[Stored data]
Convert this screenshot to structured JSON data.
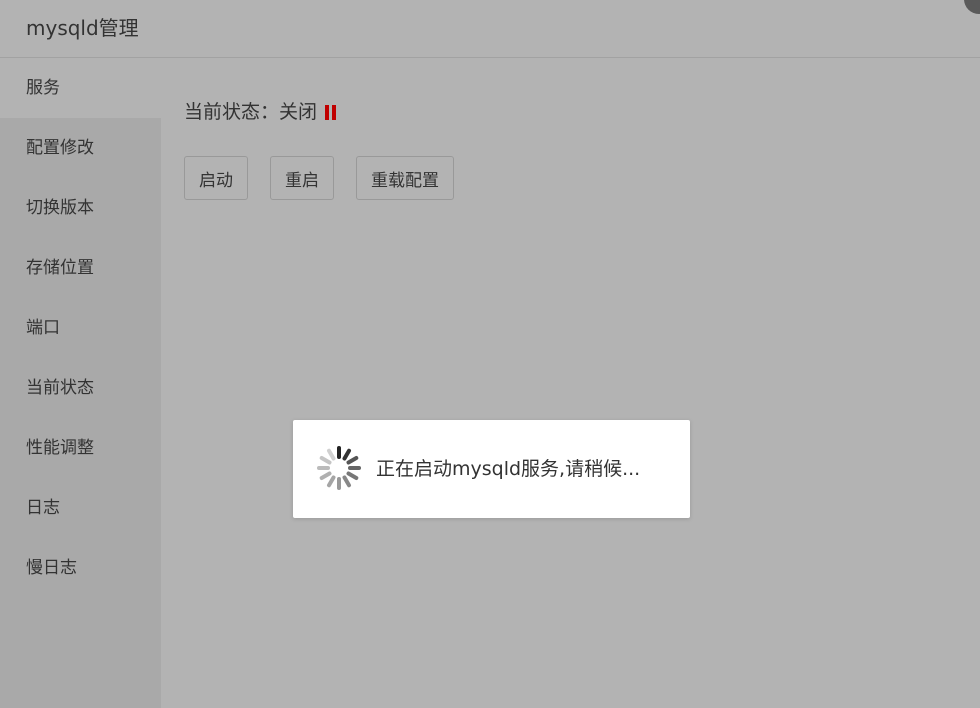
{
  "window": {
    "title": "mysqld管理"
  },
  "sidebar": {
    "items": [
      {
        "label": "服务",
        "active": true
      },
      {
        "label": "配置修改"
      },
      {
        "label": "切换版本"
      },
      {
        "label": "存储位置"
      },
      {
        "label": "端口"
      },
      {
        "label": "当前状态"
      },
      {
        "label": "性能调整"
      },
      {
        "label": "日志"
      },
      {
        "label": "慢日志"
      }
    ]
  },
  "main": {
    "status_label": "当前状态：",
    "status_value": "关闭",
    "status_icon": "pause-icon",
    "status_icon_color": "#c00000",
    "buttons": {
      "start": "启动",
      "restart": "重启",
      "reload_config": "重载配置"
    }
  },
  "loading_dialog": {
    "icon": "spinner-icon",
    "message": "正在启动mysqld服务,请稍候..."
  }
}
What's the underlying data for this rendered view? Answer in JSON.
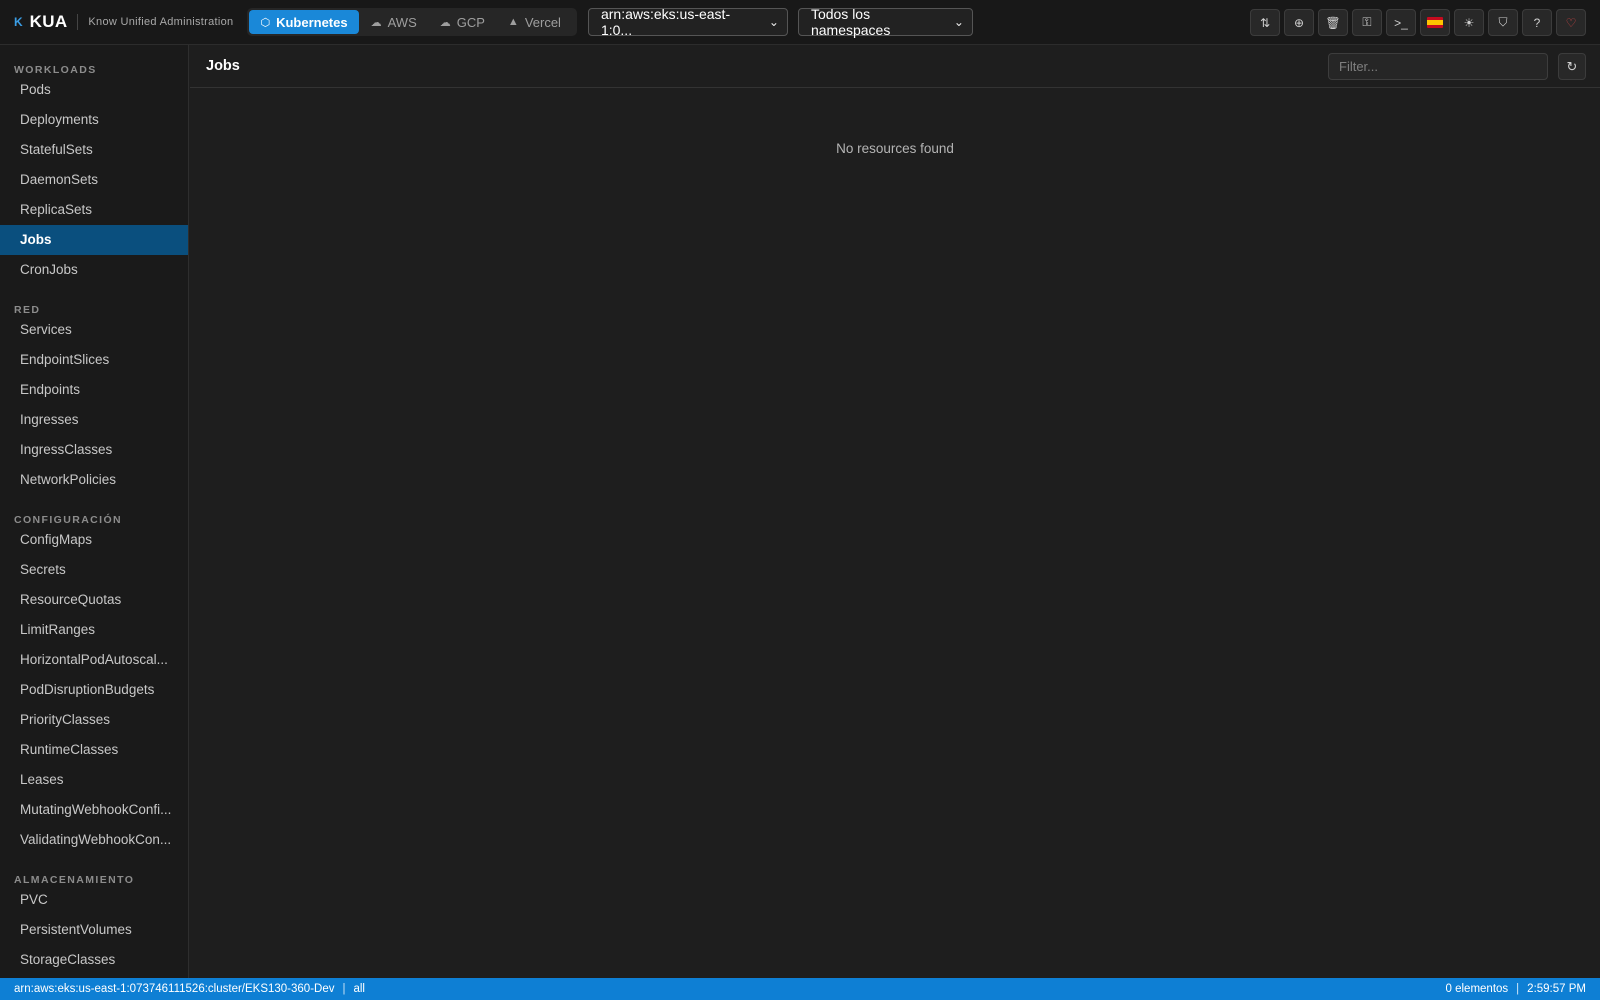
{
  "brand": {
    "mark": "K",
    "name": "KUA",
    "subtitle": "Know Unified Administration"
  },
  "providers": [
    {
      "label": "Kubernetes",
      "icon": "cube-icon",
      "glyph": "⬡",
      "active": true
    },
    {
      "label": "AWS",
      "icon": "cloud-icon",
      "glyph": "☁",
      "active": false
    },
    {
      "label": "GCP",
      "icon": "cloud-upload-icon",
      "glyph": "☁",
      "active": false
    },
    {
      "label": "Vercel",
      "icon": "triangle-icon",
      "glyph": "▲",
      "active": false
    }
  ],
  "context_select": {
    "value": "arn:aws:eks:us-east-1:0..."
  },
  "namespace_select": {
    "value": "Todos los namespaces"
  },
  "toolbar": {
    "icons": [
      "port-forward-icon",
      "plus-circle-icon",
      "trash-icon",
      "key-icon",
      "terminal-icon",
      "spain-flag-icon",
      "sun-icon",
      "shield-icon",
      "help-icon",
      "heart-icon"
    ],
    "glyphs": [
      "⇅",
      "⊕",
      "🗑",
      "⚿",
      ">_",
      "",
      "☀",
      "⛉",
      "?",
      "♡"
    ]
  },
  "sidebar": {
    "sections": [
      {
        "title": "WORKLOADS",
        "items": [
          "Pods",
          "Deployments",
          "StatefulSets",
          "DaemonSets",
          "ReplicaSets",
          "Jobs",
          "CronJobs"
        ]
      },
      {
        "title": "RED",
        "items": [
          "Services",
          "EndpointSlices",
          "Endpoints",
          "Ingresses",
          "IngressClasses",
          "NetworkPolicies"
        ]
      },
      {
        "title": "CONFIGURACIÓN",
        "items": [
          "ConfigMaps",
          "Secrets",
          "ResourceQuotas",
          "LimitRanges",
          "HorizontalPodAutoscal...",
          "PodDisruptionBudgets",
          "PriorityClasses",
          "RuntimeClasses",
          "Leases",
          "MutatingWebhookConfi...",
          "ValidatingWebhookCon..."
        ]
      },
      {
        "title": "ALMACENAMIENTO",
        "items": [
          "PVC",
          "PersistentVolumes",
          "StorageClasses"
        ]
      }
    ],
    "active_item": "Jobs"
  },
  "main": {
    "title": "Jobs",
    "filter_placeholder": "Filter...",
    "empty_message": "No resources found"
  },
  "status": {
    "cluster": "arn:aws:eks:us-east-1:073746111526:cluster/EKS130-360-Dev",
    "namespace": "all",
    "count": "0 elementos",
    "time": "2:59:57 PM"
  },
  "colors": {
    "accent": "#1a88d8",
    "active_nav": "#0a4f7e",
    "statusbar": "#0e7fd4",
    "heart": "#e54848"
  }
}
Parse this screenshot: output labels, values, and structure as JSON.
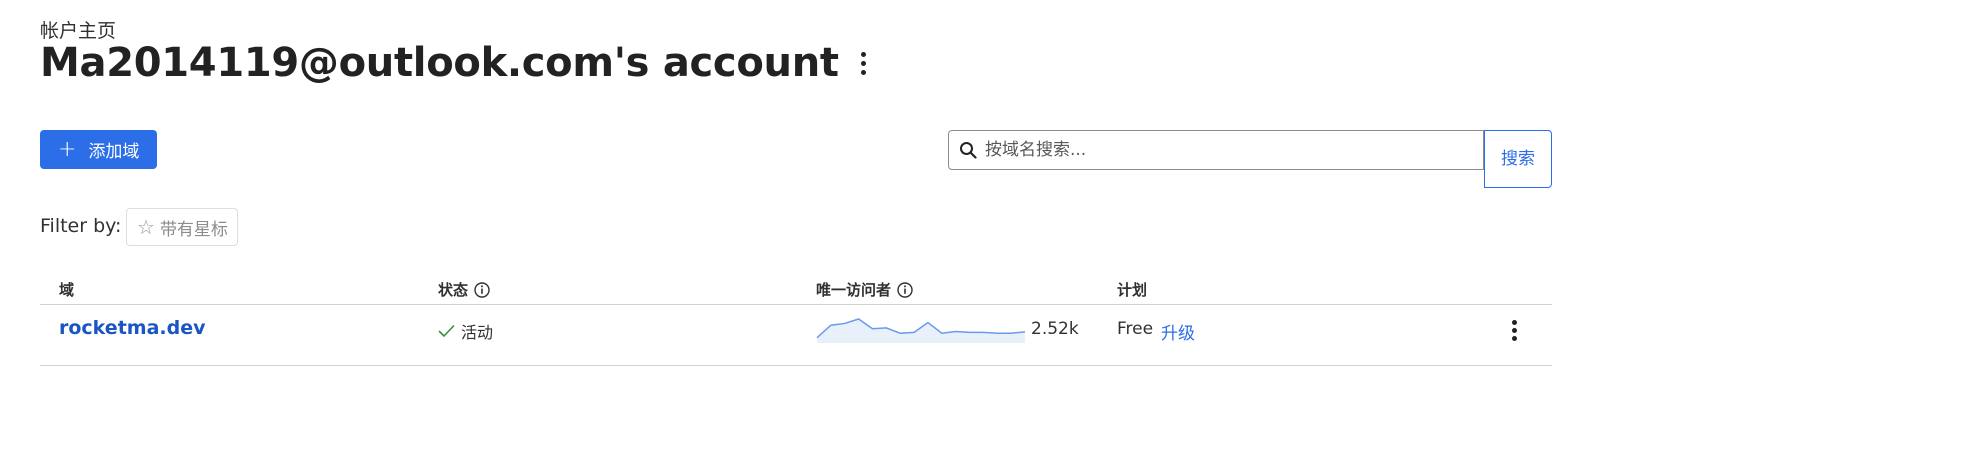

What to produce: Find the lines above that include the string "this" and copy them.

Answer in full:
Convert this screenshot to structured JSON data.
What's the underlying data for this rendered view? Answer in JSON.
Parse this screenshot: output labels, values, and structure as JSON.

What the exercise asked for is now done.